- Entries

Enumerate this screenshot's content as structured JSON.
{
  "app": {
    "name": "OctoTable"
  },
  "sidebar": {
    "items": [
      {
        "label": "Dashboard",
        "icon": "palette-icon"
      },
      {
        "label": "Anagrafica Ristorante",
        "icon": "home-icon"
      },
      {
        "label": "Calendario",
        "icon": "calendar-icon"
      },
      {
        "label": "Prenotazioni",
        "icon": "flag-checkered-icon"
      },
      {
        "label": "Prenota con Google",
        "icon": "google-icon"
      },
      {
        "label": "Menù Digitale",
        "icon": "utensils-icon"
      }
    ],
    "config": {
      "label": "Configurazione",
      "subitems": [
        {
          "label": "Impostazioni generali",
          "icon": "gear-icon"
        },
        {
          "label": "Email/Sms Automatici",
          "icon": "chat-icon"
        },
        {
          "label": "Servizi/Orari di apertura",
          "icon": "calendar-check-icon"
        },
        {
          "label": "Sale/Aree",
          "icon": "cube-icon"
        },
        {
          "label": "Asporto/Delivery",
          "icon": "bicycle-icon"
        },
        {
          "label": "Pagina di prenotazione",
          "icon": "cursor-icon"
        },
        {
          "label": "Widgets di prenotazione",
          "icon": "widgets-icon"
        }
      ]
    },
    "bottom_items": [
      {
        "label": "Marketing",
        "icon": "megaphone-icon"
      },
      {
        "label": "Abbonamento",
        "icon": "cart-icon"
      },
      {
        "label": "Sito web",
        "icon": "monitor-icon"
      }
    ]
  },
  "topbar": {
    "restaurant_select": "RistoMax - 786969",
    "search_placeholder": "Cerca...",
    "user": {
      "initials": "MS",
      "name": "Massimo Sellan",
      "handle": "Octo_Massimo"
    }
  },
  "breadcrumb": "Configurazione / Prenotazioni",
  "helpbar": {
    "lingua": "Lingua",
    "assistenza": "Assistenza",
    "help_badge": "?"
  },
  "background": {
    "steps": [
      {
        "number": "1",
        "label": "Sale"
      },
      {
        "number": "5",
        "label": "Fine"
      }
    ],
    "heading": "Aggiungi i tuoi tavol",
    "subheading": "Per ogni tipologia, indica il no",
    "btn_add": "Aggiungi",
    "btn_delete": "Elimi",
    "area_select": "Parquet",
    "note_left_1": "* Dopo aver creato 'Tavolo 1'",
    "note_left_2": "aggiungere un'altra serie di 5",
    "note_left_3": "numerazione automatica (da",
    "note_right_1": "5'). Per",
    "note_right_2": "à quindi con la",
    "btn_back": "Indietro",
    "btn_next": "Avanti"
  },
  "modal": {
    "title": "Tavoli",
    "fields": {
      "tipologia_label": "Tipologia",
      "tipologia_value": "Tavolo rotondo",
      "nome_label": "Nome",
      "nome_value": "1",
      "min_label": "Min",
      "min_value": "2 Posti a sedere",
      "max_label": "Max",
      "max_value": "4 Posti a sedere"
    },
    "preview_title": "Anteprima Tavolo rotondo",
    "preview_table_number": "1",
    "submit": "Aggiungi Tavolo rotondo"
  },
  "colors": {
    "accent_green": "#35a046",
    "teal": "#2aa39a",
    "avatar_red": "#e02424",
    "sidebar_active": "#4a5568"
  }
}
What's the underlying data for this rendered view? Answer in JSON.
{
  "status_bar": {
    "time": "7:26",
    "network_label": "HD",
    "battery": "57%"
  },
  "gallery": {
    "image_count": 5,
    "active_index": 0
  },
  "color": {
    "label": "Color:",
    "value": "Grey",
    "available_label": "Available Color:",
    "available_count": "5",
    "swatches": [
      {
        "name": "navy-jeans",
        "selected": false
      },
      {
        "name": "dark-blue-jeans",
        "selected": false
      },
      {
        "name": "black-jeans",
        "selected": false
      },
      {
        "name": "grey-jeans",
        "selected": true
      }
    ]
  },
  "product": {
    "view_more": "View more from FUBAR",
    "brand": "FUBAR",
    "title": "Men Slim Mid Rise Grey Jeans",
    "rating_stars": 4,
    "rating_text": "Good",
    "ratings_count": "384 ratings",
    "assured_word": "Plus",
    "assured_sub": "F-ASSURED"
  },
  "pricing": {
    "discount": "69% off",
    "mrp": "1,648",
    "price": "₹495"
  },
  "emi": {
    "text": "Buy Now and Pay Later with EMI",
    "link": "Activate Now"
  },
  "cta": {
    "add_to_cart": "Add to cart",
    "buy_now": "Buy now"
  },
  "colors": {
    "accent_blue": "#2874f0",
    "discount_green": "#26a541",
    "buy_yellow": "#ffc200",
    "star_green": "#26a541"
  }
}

- Goal
Extract, exactly as they appear, the lines from the one containing "What's the underlying" through the final line.

- Solution to the exercise
What's the underlying data for this rendered view? Answer in JSON.
{
  "status_bar": {
    "time": "7:26",
    "network_label": "HD",
    "battery": "57%"
  },
  "gallery": {
    "image_count": 5,
    "active_index": 0
  },
  "color": {
    "label": "Color:",
    "value": "Grey",
    "available_label": "Available Color:",
    "available_count": "5",
    "swatches": [
      {
        "name": "navy-jeans",
        "selected": false
      },
      {
        "name": "dark-blue-jeans",
        "selected": false
      },
      {
        "name": "black-jeans",
        "selected": false
      },
      {
        "name": "grey-jeans",
        "selected": true
      }
    ]
  },
  "product": {
    "view_more": "View more from FUBAR",
    "brand": "FUBAR",
    "title": "Men Slim Mid Rise Grey Jeans",
    "rating_stars": 4,
    "rating_text": "Good",
    "ratings_count": "384 ratings",
    "assured_word": "Plus",
    "assured_sub": "F-ASSURED"
  },
  "pricing": {
    "discount": "69% off",
    "mrp": "1,648",
    "price": "₹495"
  },
  "emi": {
    "text": "Buy Now and Pay Later with EMI",
    "link": "Activate Now"
  },
  "cta": {
    "add_to_cart": "Add to cart",
    "buy_now": "Buy now"
  },
  "colors": {
    "accent_blue": "#2874f0",
    "discount_green": "#26a541",
    "buy_yellow": "#ffc200",
    "star_green": "#26a541"
  }
}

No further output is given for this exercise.